[Your goal] Return every entry exactly.

· · · · · · ·

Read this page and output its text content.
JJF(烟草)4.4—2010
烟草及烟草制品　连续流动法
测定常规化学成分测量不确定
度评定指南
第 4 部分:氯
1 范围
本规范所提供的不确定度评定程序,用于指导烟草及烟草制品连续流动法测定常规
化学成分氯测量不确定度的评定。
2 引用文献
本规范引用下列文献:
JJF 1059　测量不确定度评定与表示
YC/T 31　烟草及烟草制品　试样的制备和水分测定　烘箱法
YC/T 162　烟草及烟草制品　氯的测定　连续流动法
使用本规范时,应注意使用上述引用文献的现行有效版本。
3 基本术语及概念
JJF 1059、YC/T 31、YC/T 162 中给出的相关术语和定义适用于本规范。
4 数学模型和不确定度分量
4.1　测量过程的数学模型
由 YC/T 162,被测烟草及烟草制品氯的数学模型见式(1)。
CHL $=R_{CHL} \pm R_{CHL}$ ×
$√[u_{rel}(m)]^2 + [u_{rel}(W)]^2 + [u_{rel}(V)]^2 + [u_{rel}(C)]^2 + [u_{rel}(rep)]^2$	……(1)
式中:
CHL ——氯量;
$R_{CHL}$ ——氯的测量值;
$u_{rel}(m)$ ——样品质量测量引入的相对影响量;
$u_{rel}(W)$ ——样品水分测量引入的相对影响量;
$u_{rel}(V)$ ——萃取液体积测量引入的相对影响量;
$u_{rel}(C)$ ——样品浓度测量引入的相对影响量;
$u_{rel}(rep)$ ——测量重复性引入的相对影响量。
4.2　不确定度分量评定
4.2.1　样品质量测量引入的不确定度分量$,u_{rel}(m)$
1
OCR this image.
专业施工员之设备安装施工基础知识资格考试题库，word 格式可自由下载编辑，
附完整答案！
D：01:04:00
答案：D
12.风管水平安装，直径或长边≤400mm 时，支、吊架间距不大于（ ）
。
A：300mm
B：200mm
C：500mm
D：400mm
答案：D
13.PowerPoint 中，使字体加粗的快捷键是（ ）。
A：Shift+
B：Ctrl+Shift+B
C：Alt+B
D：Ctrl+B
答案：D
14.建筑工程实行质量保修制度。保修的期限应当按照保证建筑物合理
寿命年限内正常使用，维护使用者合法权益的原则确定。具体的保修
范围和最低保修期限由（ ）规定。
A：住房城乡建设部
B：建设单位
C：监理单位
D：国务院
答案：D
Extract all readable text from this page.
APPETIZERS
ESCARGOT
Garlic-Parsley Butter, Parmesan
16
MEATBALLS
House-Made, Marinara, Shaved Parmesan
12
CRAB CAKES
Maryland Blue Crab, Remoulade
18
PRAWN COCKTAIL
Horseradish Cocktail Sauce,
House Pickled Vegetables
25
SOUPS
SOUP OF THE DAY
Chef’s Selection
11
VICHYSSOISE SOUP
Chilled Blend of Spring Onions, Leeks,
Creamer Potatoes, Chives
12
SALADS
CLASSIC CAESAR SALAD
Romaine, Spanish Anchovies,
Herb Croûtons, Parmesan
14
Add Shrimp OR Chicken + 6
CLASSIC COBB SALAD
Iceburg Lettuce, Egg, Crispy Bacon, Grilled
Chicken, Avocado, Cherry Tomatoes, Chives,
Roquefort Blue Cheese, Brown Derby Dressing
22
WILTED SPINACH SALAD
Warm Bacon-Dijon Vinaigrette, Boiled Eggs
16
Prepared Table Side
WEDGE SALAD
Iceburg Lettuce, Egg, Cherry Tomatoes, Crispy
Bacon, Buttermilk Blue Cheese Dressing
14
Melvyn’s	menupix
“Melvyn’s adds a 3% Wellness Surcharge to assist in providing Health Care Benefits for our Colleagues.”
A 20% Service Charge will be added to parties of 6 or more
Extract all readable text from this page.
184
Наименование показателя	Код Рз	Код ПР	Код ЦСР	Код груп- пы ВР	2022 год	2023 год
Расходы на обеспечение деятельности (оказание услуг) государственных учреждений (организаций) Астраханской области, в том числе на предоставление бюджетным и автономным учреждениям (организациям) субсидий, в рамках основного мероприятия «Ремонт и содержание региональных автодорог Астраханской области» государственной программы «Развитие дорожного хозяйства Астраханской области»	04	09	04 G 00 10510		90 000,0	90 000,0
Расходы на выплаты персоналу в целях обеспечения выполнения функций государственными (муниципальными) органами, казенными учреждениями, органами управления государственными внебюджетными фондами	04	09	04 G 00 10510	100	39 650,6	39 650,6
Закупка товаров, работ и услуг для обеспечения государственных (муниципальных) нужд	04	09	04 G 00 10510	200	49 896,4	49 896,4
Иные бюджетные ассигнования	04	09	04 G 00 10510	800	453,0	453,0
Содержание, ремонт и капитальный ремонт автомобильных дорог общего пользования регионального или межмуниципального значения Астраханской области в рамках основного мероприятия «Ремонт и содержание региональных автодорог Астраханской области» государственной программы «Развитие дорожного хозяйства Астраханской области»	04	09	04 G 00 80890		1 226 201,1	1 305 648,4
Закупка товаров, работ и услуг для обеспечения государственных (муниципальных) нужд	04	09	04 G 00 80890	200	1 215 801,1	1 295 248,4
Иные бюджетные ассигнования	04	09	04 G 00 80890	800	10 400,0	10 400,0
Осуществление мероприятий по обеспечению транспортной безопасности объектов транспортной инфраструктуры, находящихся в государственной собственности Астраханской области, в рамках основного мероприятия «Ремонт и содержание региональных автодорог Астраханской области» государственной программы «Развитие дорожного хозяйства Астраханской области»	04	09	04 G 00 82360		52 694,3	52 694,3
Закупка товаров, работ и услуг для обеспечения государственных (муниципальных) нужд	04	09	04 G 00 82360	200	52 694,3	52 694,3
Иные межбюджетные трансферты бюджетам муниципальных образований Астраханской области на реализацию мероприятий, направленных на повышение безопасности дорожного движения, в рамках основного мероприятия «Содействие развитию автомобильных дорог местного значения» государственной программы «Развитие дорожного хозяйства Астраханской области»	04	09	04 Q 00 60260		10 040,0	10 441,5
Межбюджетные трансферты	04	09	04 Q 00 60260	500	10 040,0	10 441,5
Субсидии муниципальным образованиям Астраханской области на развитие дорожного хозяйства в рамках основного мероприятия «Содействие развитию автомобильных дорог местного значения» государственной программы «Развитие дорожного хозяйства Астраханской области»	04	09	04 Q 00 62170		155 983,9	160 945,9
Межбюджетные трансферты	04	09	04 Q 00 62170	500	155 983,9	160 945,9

· · · · · · ·

[The completed task]
Read this page and output its text content.
JJF(烟草)4.4—2010
烟草及烟草制品　连续流动法
测定常规化学成分测量不确定
度评定指南
第 4 部分:氯
1 范围
本规范所提供的不确定度评定程序,用于指导烟草及烟草制品连续流动法测定常规
化学成分氯测量不确定度的评定。
2 引用文献
本规范引用下列文献:
JJF 1059　测量不确定度评定与表示
YC/T 31　烟草及烟草制品　试样的制备和水分测定　烘箱法
YC/T 162　烟草及烟草制品　氯的测定　连续流动法
使用本规范时,应注意使用上述引用文献的现行有效版本。
3 基本术语及概念
JJF 1059、YC/T 31、YC/T 162 中给出的相关术语和定义适用于本规范。
4 数学模型和不确定度分量
4.1　测量过程的数学模型
由 YC/T 162,被测烟草及烟草制品氯的数学模型见式(1)。
CHL $=R_{CHL} \pm R_{CHL}$ ×
$√[u_{rel}(m)]^2 + [u_{rel}(W)]^2 + [u_{rel}(V)]^2 + [u_{rel}(C)]^2 + [u_{rel}(rep)]^2$	……(1)
式中:
CHL ——氯量;
$R_{CHL}$ ——氯的测量值;
$u_{rel}(m)$ ——样品质量测量引入的相对影响量;
$u_{rel}(W)$ ——样品水分测量引入的相对影响量;
$u_{rel}(V)$ ——萃取液体积测量引入的相对影响量;
$u_{rel}(C)$ ——样品浓度测量引入的相对影响量;
$u_{rel}(rep)$ ——测量重复性引入的相对影响量。
4.2　不确定度分量评定
4.2.1　样品质量测量引入的不确定度分量$,u_{rel}(m)$
1
OCR this image.
专业施工员之设备安装施工基础知识资格考试题库，word 格式可自由下载编辑，
附完整答案！
D：01:04:00
答案：D
12.风管水平安装，直径或长边≤400mm 时，支、吊架间距不大于（ ）
。
A：300mm
B：200mm
C：500mm
D：400mm
答案：D
13.PowerPoint 中，使字体加粗的快捷键是（ ）。
A：Shift+
B：Ctrl+Shift+B
C：Alt+B
D：Ctrl+B
答案：D
14.建筑工程实行质量保修制度。保修的期限应当按照保证建筑物合理
寿命年限内正常使用，维护使用者合法权益的原则确定。具体的保修
范围和最低保修期限由（ ）规定。
A：住房城乡建设部
B：建设单位
C：监理单位
D：国务院
答案：D
Extract all readable text from this page.
APPETIZERS
ESCARGOT
Garlic-Parsley Butter, Parmesan
16
MEATBALLS
House-Made, Marinara, Shaved Parmesan
12
CRAB CAKES
Maryland Blue Crab, Remoulade
18
PRAWN COCKTAIL
Horseradish Cocktail Sauce,
House Pickled Vegetables
25
SOUPS
SOUP OF THE DAY
Chef’s Selection
11
VICHYSSOISE SOUP
Chilled Blend of Spring Onions, Leeks,
Creamer Potatoes, Chives
12
SALADS
CLASSIC CAESAR SALAD
Romaine, Spanish Anchovies,
Herb Croûtons, Parmesan
14
Add Shrimp OR Chicken + 6
CLASSIC COBB SALAD
Iceburg Lettuce, Egg, Crispy Bacon, Grilled
Chicken, Avocado, Cherry Tomatoes, Chives,
Roquefort Blue Cheese, Brown Derby Dressing
22
WILTED SPINACH SALAD
Warm Bacon-Dijon Vinaigrette, Boiled Eggs
16
Prepared Table Side
WEDGE SALAD
Iceburg Lettuce, Egg, Cherry Tomatoes, Crispy
Bacon, Buttermilk Blue Cheese Dressing
14
Melvyn’s	menupix
“Melvyn’s adds a 3% Wellness Surcharge to assist in providing Health Care Benefits for our Colleagues.”
A 20% Service Charge will be added to parties of 6 or more
Extract all readable text from this page.
184
Наименование показателя	Код Рз	Код ПР	Код ЦСР	Код груп- пы ВР	2022 год	2023 год
Расходы на обеспечение деятельности (оказание услуг) государственных учреждений (организаций) Астраханской области, в том числе на предоставление бюджетным и автономным учреждениям (организациям) субсидий, в рамках основного мероприятия «Ремонт и содержание региональных автодорог Астраханской области» государственной программы «Развитие дорожного хозяйства Астраханской области»	04	09	04 G 00 10510		90 000,0	90 000,0
Расходы на выплаты персоналу в целях обеспечения выполнения функций государственными (муниципальными) органами, казенными учреждениями, органами управления государственными внебюджетными фондами	04	09	04 G 00 10510	100	39 650,6	39 650,6
Закупка товаров, работ и услуг для обеспечения государственных (муниципальных) нужд	04	09	04 G 00 10510	200	49 896,4	49 896,4
Иные бюджетные ассигнования	04	09	04 G 00 10510	800	453,0	453,0
Содержание, ремонт и капитальный ремонт автомобильных дорог общего пользования регионального или межмуниципального значения Астраханской области в рамках основного мероприятия «Ремонт и содержание региональных автодорог Астраханской области» государственной программы «Развитие дорожного хозяйства Астраханской области»	04	09	04 G 00 80890		1 226 201,1	1 305 648,4
Закупка товаров, работ и услуг для обеспечения государственных (муниципальных) нужд	04	09	04 G 00 80890	200	1 215 801,1	1 295 248,4
Иные бюджетные ассигнования	04	09	04 G 00 80890	800	10 400,0	10 400,0
Осуществление мероприятий по обеспечению транспортной безопасности объектов транспортной инфраструктуры, находящихся в государственной собственности Астраханской области, в рамках основного мероприятия «Ремонт и содержание региональных автодорог Астраханской области» государственной программы «Развитие дорожного хозяйства Астраханской области»	04	09	04 G 00 82360		52 694,3	52 694,3
Закупка товаров, работ и услуг для обеспечения государственных (муниципальных) нужд	04	09	04 G 00 82360	200	52 694,3	52 694,3
Иные межбюджетные трансферты бюджетам муниципальных образований Астраханской области на реализацию мероприятий, направленных на повышение безопасности дорожного движения, в рамках основного мероприятия «Содействие развитию автомобильных дорог местного значения» государственной программы «Развитие дорожного хозяйства Астраханской области»	04	09	04 Q 00 60260		10 040,0	10 441,5
Межбюджетные трансферты	04	09	04 Q 00 60260	500	10 040,0	10 441,5
Субсидии муниципальным образованиям Астраханской области на развитие дорожного хозяйства в рамках основного мероприятия «Содействие развитию автомобильных дорог местного значения» государственной программы «Развитие дорожного хозяйства Астраханской области»	04	09	04 Q 00 62170		155 983,9	160 945,9
Межбюджетные трансферты	04	09	04 Q 00 62170	500	155 983,9	160 945,9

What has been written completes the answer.